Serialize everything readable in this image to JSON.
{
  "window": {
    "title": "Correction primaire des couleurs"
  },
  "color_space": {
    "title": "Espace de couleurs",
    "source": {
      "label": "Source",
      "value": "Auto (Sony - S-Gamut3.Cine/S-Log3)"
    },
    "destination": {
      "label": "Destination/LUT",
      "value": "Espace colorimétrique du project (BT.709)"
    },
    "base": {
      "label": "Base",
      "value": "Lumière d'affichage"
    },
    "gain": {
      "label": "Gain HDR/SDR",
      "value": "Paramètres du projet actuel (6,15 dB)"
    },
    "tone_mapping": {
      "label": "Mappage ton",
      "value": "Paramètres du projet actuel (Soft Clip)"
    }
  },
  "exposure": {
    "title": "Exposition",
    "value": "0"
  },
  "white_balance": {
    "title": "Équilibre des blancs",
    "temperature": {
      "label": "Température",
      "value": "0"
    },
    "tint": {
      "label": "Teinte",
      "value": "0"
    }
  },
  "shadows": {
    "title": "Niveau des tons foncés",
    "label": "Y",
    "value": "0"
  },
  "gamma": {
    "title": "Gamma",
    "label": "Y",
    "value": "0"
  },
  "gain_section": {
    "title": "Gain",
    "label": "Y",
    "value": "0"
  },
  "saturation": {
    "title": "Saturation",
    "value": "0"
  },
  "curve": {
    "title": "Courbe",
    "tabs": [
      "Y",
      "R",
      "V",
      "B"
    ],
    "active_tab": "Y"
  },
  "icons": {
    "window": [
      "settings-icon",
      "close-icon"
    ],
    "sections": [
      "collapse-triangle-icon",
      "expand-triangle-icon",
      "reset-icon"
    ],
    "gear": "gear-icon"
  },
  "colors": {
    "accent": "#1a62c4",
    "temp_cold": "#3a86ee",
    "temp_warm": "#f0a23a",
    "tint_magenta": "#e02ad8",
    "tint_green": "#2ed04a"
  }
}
==
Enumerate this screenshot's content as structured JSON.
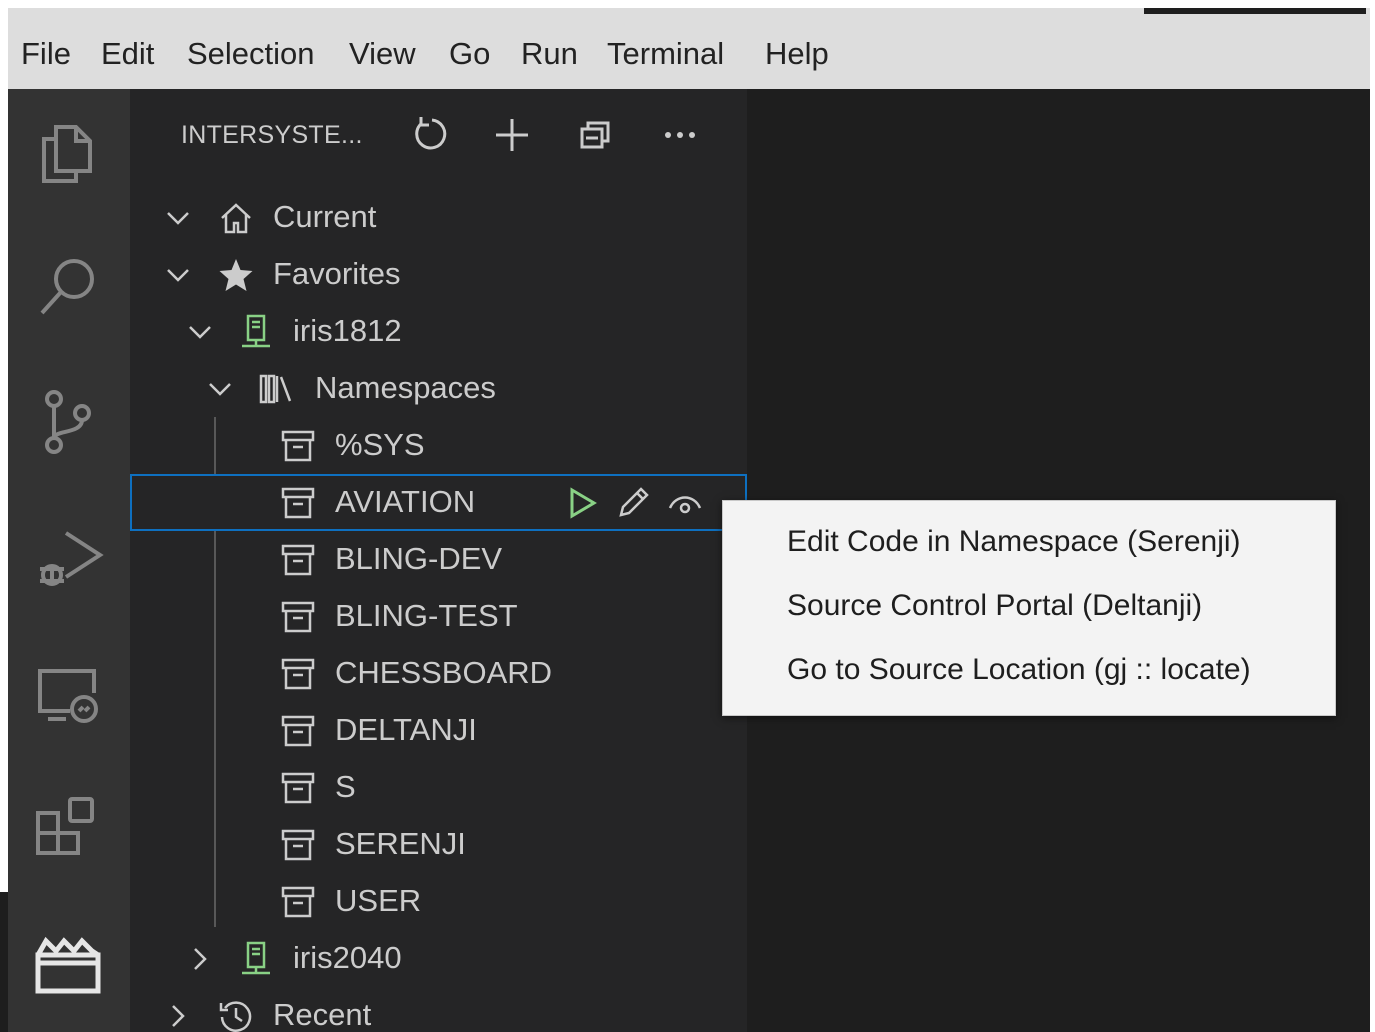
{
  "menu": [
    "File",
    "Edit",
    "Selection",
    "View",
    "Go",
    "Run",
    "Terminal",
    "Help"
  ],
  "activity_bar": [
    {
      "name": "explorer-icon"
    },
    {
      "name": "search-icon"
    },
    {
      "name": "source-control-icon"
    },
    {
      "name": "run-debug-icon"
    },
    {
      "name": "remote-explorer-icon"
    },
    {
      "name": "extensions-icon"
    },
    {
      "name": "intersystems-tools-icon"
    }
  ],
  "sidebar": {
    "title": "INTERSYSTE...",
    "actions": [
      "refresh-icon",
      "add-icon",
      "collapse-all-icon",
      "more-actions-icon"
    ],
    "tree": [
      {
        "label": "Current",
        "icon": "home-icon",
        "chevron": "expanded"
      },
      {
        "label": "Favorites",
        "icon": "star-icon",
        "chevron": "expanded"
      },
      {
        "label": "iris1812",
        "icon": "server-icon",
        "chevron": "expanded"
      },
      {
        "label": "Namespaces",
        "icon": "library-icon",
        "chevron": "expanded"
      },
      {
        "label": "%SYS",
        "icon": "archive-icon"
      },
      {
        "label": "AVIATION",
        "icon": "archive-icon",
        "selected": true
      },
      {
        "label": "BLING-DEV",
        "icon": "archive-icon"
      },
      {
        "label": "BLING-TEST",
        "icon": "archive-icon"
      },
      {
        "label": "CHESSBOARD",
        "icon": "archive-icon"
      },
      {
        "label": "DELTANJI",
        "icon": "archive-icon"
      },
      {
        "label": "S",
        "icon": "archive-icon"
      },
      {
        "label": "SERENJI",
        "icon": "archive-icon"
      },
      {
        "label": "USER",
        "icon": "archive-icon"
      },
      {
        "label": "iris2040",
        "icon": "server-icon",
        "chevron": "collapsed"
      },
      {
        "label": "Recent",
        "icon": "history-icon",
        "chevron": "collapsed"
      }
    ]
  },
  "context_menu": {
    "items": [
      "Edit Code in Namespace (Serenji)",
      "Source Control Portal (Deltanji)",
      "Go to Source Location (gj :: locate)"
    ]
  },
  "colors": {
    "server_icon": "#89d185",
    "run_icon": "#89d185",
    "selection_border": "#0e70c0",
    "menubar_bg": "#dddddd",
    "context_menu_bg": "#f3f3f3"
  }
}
* * *
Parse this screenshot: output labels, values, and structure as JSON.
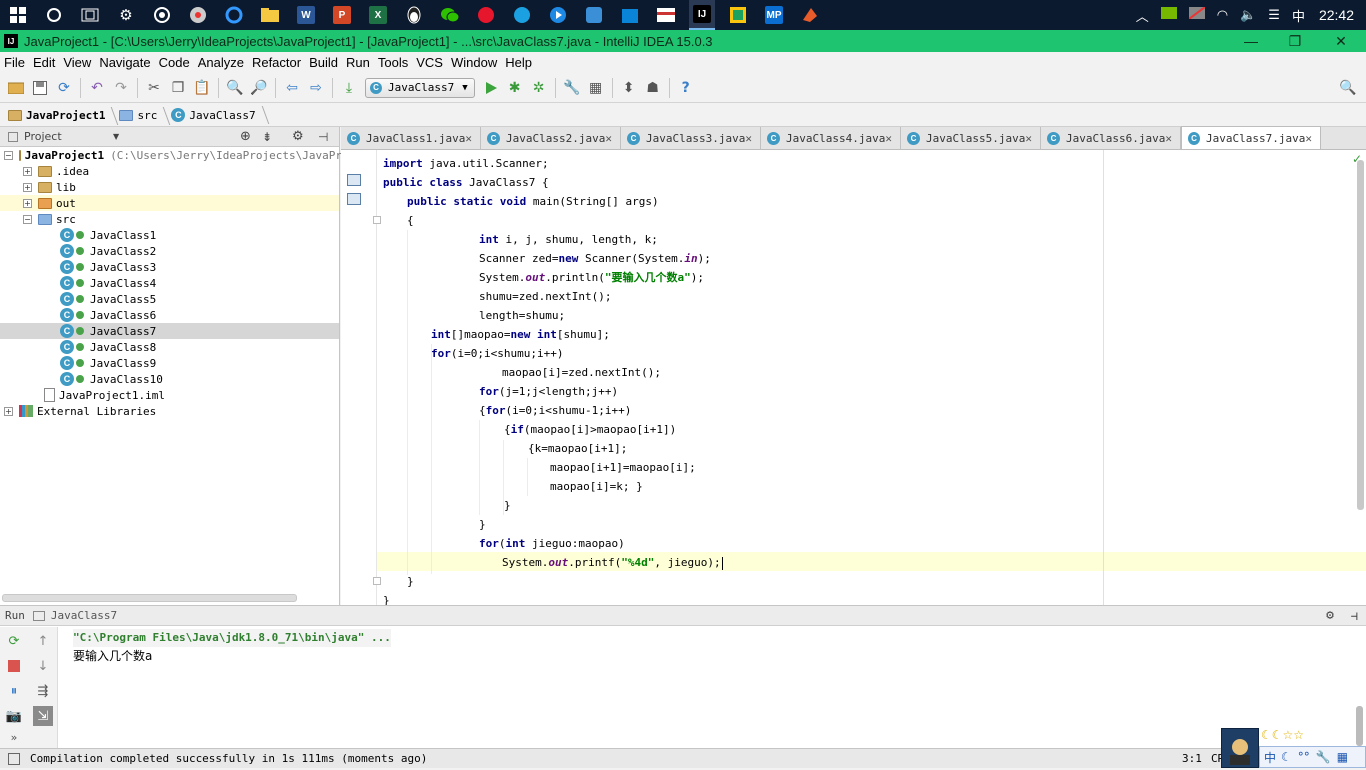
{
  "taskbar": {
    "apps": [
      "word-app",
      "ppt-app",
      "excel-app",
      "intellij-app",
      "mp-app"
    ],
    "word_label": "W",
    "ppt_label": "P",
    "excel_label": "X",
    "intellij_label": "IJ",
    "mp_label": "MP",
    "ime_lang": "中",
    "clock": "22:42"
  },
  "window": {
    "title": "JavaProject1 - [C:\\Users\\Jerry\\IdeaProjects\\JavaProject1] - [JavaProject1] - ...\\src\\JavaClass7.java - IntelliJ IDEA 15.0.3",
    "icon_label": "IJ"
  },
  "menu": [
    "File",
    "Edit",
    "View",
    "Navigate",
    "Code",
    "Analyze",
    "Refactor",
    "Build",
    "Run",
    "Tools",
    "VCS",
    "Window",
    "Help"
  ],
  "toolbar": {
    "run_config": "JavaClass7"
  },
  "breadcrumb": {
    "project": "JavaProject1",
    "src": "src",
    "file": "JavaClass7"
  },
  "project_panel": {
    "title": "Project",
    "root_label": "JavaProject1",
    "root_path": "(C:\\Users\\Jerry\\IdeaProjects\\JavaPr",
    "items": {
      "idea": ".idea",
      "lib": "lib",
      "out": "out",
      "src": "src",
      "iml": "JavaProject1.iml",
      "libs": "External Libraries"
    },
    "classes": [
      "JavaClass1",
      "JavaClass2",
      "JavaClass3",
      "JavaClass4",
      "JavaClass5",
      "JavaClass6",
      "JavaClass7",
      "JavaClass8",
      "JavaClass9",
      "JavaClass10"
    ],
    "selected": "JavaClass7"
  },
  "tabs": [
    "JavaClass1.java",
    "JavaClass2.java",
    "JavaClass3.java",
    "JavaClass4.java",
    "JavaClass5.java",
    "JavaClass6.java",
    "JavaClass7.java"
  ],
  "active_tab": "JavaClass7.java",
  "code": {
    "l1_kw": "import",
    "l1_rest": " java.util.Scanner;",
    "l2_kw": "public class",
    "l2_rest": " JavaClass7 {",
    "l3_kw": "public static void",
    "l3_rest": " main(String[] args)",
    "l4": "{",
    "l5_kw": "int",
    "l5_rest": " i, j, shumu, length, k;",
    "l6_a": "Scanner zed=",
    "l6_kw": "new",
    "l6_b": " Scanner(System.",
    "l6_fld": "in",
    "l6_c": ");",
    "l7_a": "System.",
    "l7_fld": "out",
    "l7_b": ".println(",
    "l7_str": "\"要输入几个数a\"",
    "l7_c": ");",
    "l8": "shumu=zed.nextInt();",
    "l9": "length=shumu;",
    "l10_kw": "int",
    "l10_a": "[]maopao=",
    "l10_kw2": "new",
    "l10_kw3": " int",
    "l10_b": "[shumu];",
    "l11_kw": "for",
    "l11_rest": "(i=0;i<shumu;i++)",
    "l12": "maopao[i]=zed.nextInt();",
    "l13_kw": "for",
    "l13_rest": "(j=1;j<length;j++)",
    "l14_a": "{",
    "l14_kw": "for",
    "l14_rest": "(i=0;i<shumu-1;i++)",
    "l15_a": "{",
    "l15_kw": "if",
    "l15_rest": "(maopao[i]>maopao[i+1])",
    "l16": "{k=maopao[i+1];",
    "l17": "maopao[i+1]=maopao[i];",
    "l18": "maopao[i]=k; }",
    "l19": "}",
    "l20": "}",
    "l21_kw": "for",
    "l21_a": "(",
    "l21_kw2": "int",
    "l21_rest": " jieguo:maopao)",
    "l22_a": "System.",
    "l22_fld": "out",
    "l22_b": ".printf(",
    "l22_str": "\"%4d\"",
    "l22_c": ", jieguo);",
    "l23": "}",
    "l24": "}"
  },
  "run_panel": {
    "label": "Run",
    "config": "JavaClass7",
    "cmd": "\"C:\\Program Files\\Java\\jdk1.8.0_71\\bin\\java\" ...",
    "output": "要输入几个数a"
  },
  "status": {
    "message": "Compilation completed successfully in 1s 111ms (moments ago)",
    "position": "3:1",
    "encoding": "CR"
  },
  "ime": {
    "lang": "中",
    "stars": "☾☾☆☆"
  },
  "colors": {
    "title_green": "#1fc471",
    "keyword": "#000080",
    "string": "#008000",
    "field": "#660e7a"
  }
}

REQUIREMENT: Copy every line of the entries above in which "length" occurs.

RESULT FOR THIS EXERCISE:
    "l5_rest": " i, j, shumu, length, k;",
    "l9": "length=shumu;",
    "l13_rest": "(j=1;j<length;j++)",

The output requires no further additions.